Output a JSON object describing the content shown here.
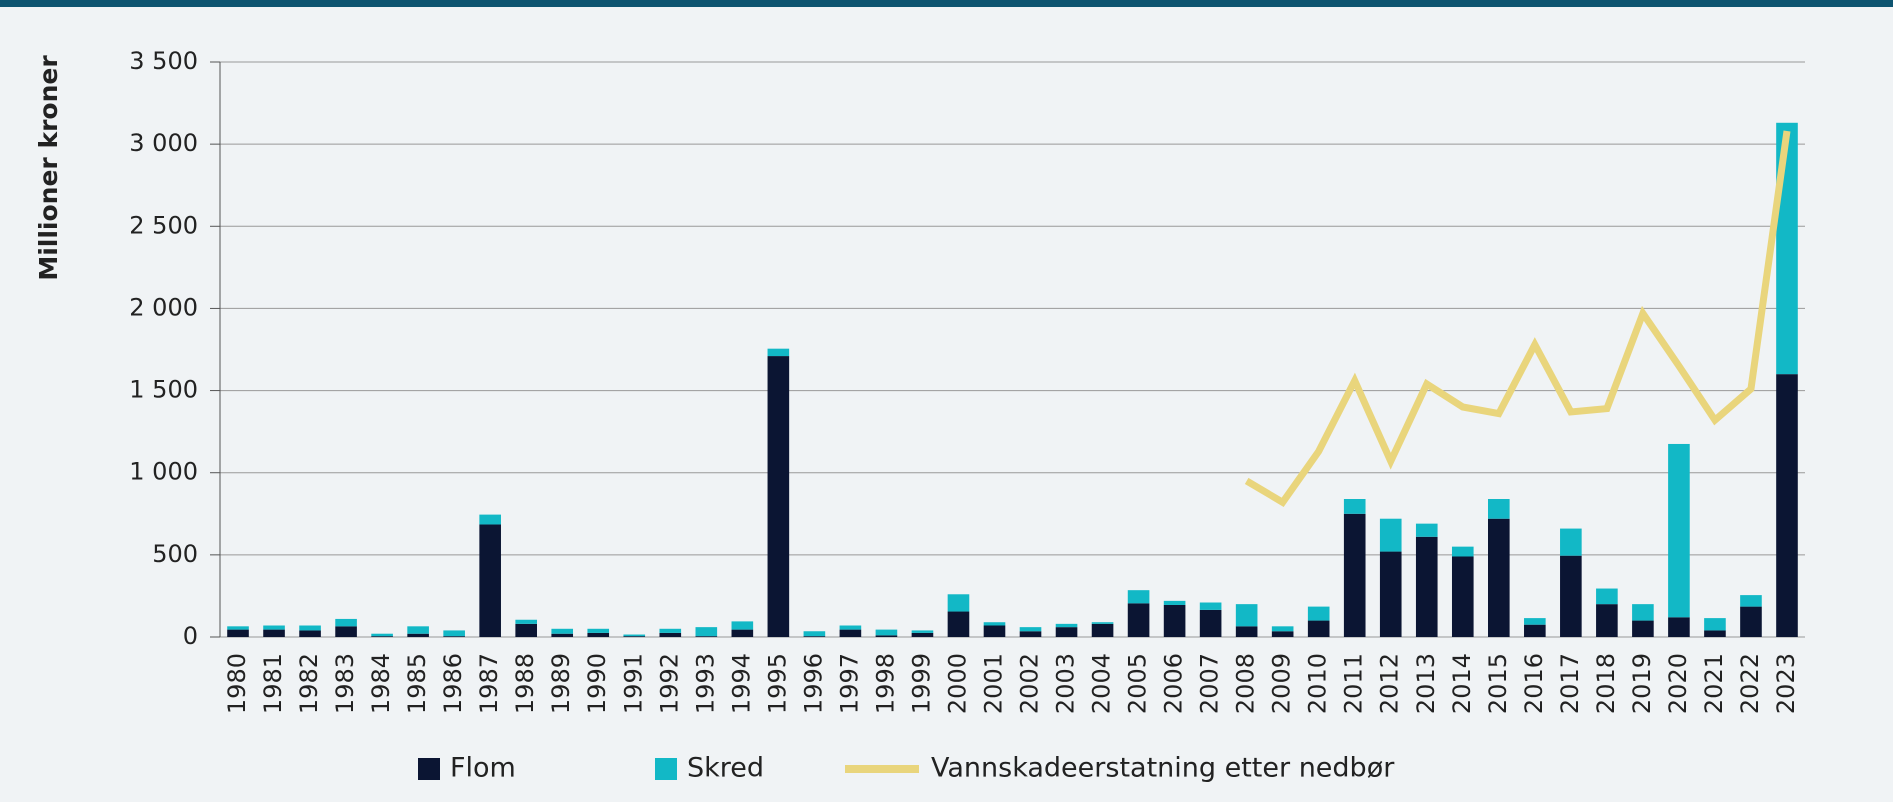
{
  "chart_data": {
    "type": "bar",
    "ylabel": "Millioner kroner",
    "categories": [
      "1980",
      "1981",
      "1982",
      "1983",
      "1984",
      "1985",
      "1986",
      "1987",
      "1988",
      "1989",
      "1990",
      "1991",
      "1992",
      "1993",
      "1994",
      "1995",
      "1996",
      "1997",
      "1998",
      "1999",
      "2000",
      "2001",
      "2002",
      "2003",
      "2004",
      "2005",
      "2006",
      "2007",
      "2008",
      "2009",
      "2010",
      "2011",
      "2012",
      "2013",
      "2014",
      "2015",
      "2016",
      "2017",
      "2018",
      "2019",
      "2020",
      "2021",
      "2022",
      "2023"
    ],
    "series": [
      {
        "name": "Flom",
        "type": "bar",
        "color": "#0b1533",
        "values": [
          45,
          45,
          40,
          65,
          5,
          20,
          5,
          685,
          80,
          20,
          25,
          5,
          25,
          5,
          45,
          1710,
          5,
          45,
          10,
          25,
          155,
          70,
          35,
          60,
          80,
          205,
          195,
          165,
          65,
          35,
          100,
          750,
          520,
          610,
          490,
          720,
          75,
          495,
          200,
          100,
          120,
          40,
          185,
          1600
        ]
      },
      {
        "name": "Skred",
        "type": "bar",
        "color": "#12b8c6",
        "values": [
          20,
          25,
          30,
          45,
          15,
          45,
          35,
          60,
          25,
          30,
          25,
          10,
          25,
          55,
          50,
          45,
          30,
          25,
          35,
          15,
          105,
          20,
          25,
          20,
          10,
          80,
          25,
          45,
          135,
          30,
          85,
          90,
          200,
          80,
          60,
          120,
          40,
          165,
          95,
          100,
          1055,
          75,
          70,
          1530
        ]
      },
      {
        "name": "Vannskadeerstatning etter nedbør",
        "type": "line",
        "color": "#e9d57c",
        "values": [
          null,
          null,
          null,
          null,
          null,
          null,
          null,
          null,
          null,
          null,
          null,
          null,
          null,
          null,
          null,
          null,
          null,
          null,
          null,
          null,
          null,
          null,
          null,
          null,
          null,
          null,
          null,
          null,
          950,
          820,
          1130,
          1560,
          1070,
          1540,
          1400,
          1360,
          1780,
          1370,
          1390,
          1970,
          1650,
          1320,
          1510,
          3080
        ]
      }
    ],
    "ylim": [
      0,
      3500
    ],
    "yticks": [
      0,
      500,
      {
        "value": 1000,
        "label": "1 000"
      },
      {
        "value": 1500,
        "label": "1 500"
      },
      {
        "value": 2000,
        "label": "2 000"
      },
      {
        "value": 2500,
        "label": "2 500"
      },
      {
        "value": 3000,
        "label": "3 000"
      },
      {
        "value": 3500,
        "label": "3 500"
      }
    ],
    "grid": true,
    "stacked": true,
    "legend": "bottom"
  }
}
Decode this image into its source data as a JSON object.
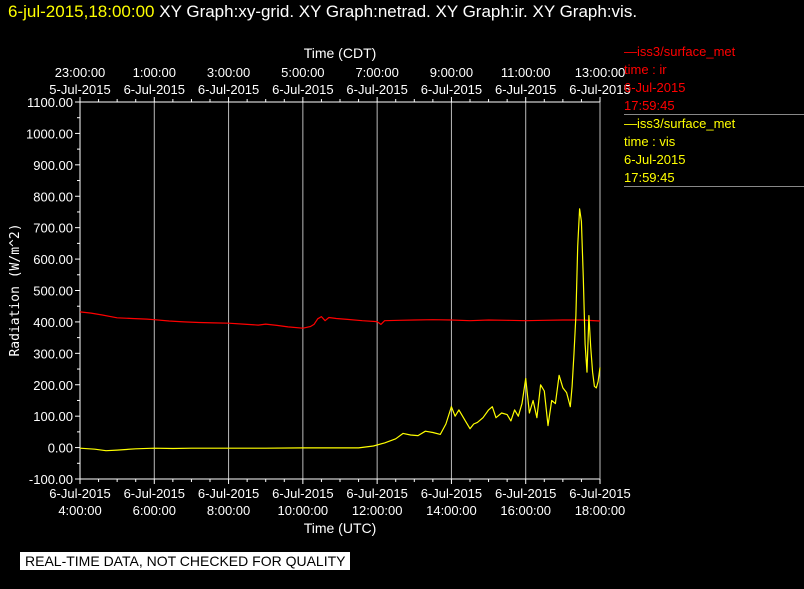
{
  "header": {
    "datetime": "6-jul-2015,18:00:00",
    "graphs": "XY Graph:xy-grid.  XY Graph:netrad.  XY Graph:ir.  XY Graph:vis."
  },
  "legend": {
    "ir": {
      "source": "iss3/surface_met",
      "field": "time : ir",
      "date": "6-Jul-2015",
      "time": "17:59:45"
    },
    "vis": {
      "source": "iss3/surface_met",
      "field": "time : vis",
      "date": "6-Jul-2015",
      "time": "17:59:45"
    }
  },
  "warning": "REAL-TIME DATA, NOT CHECKED FOR QUALITY",
  "colors": {
    "ir": "#ff0000",
    "vis": "#ffff00",
    "grid": "#ffffff",
    "background": "#000000"
  },
  "chart_data": {
    "type": "line",
    "xlabel": "Time (UTC)",
    "x2label": "Time (CDT)",
    "ylabel": "Radiation (W/m^2)",
    "xlim": [
      4.0,
      18.0
    ],
    "ylim": [
      -100,
      1100
    ],
    "yticks": [
      -100,
      0,
      100,
      200,
      300,
      400,
      500,
      600,
      700,
      800,
      900,
      1000,
      1100
    ],
    "ytick_labels": [
      "-100.00",
      "0.00",
      "100.00",
      "200.00",
      "300.00",
      "400.00",
      "500.00",
      "600.00",
      "700.00",
      "800.00",
      "900.00",
      "1000.00",
      "1100.00"
    ],
    "xticks_bottom": [
      {
        "x": 4,
        "date": "6-Jul-2015",
        "time": "4:00:00"
      },
      {
        "x": 6,
        "date": "6-Jul-2015",
        "time": "6:00:00"
      },
      {
        "x": 8,
        "date": "6-Jul-2015",
        "time": "8:00:00"
      },
      {
        "x": 10,
        "date": "6-Jul-2015",
        "time": "10:00:00"
      },
      {
        "x": 12,
        "date": "6-Jul-2015",
        "time": "12:00:00"
      },
      {
        "x": 14,
        "date": "6-Jul-2015",
        "time": "14:00:00"
      },
      {
        "x": 16,
        "date": "6-Jul-2015",
        "time": "16:00:00"
      },
      {
        "x": 18,
        "date": "6-Jul-2015",
        "time": "18:00:00"
      }
    ],
    "xticks_top": [
      {
        "x": 4,
        "time": "23:00:00",
        "date": "5-Jul-2015"
      },
      {
        "x": 6,
        "time": "1:00:00",
        "date": "6-Jul-2015"
      },
      {
        "x": 8,
        "time": "3:00:00",
        "date": "6-Jul-2015"
      },
      {
        "x": 10,
        "time": "5:00:00",
        "date": "6-Jul-2015"
      },
      {
        "x": 12,
        "time": "7:00:00",
        "date": "6-Jul-2015"
      },
      {
        "x": 14,
        "time": "9:00:00",
        "date": "6-Jul-2015"
      },
      {
        "x": 16,
        "time": "11:00:00",
        "date": "6-Jul-2015"
      },
      {
        "x": 18,
        "time": "13:00:00",
        "date": "6-Jul-2015"
      }
    ],
    "grid": true,
    "legend_position": "right",
    "series": [
      {
        "name": "ir",
        "color": "#ff0000",
        "x": [
          4.0,
          4.3,
          4.6,
          5.0,
          5.4,
          5.8,
          6.0,
          6.4,
          6.8,
          7.2,
          7.6,
          8.0,
          8.4,
          8.8,
          9.0,
          9.3,
          9.6,
          10.0,
          10.2,
          10.3,
          10.4,
          10.5,
          10.6,
          10.7,
          10.9,
          11.2,
          11.6,
          12.0,
          12.1,
          12.2,
          12.6,
          13.0,
          13.5,
          14.0,
          14.5,
          15.0,
          15.5,
          16.0,
          16.5,
          17.0,
          17.5,
          18.0
        ],
        "y": [
          432,
          428,
          422,
          413,
          411,
          409,
          407,
          403,
          400,
          398,
          397,
          396,
          393,
          390,
          393,
          389,
          384,
          380,
          385,
          392,
          410,
          417,
          404,
          414,
          411,
          408,
          404,
          401,
          392,
          404,
          405,
          406,
          407,
          406,
          404,
          406,
          405,
          404,
          405,
          406,
          406,
          403
        ]
      },
      {
        "name": "vis",
        "color": "#ffff00",
        "x": [
          4.0,
          4.4,
          4.7,
          5.0,
          5.5,
          6.0,
          6.5,
          7.0,
          8.0,
          9.0,
          10.0,
          11.0,
          11.5,
          11.9,
          12.2,
          12.5,
          12.7,
          12.9,
          13.1,
          13.3,
          13.5,
          13.7,
          13.85,
          14.0,
          14.1,
          14.2,
          14.35,
          14.5,
          14.6,
          14.7,
          14.85,
          15.0,
          15.1,
          15.2,
          15.35,
          15.5,
          15.6,
          15.7,
          15.8,
          15.9,
          16.0,
          16.1,
          16.2,
          16.3,
          16.4,
          16.5,
          16.6,
          16.7,
          16.8,
          16.9,
          17.0,
          17.1,
          17.2,
          17.25,
          17.3,
          17.35,
          17.4,
          17.45,
          17.5,
          17.55,
          17.6,
          17.65,
          17.7,
          17.75,
          17.8,
          17.85,
          17.9,
          17.95,
          18.0
        ],
        "y": [
          -2,
          -5,
          -10,
          -8,
          -4,
          -2,
          -3,
          -2,
          -2,
          -2,
          -1,
          -1,
          -1,
          5,
          15,
          28,
          45,
          40,
          38,
          52,
          48,
          42,
          75,
          130,
          100,
          120,
          90,
          60,
          75,
          80,
          95,
          120,
          130,
          95,
          110,
          105,
          85,
          120,
          100,
          140,
          220,
          110,
          150,
          95,
          200,
          180,
          70,
          150,
          140,
          230,
          190,
          175,
          130,
          195,
          300,
          420,
          640,
          760,
          720,
          540,
          330,
          240,
          420,
          320,
          240,
          195,
          190,
          210,
          255
        ]
      }
    ]
  }
}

==========

Aim:
Copy all lines from the listing that contain "name".

Task answer:
        "name": "Flom",
        "name": "Skred",
        "name": "Vannskadeerstatning etter nedbør",
        "name": "ir",
        "name": "vis",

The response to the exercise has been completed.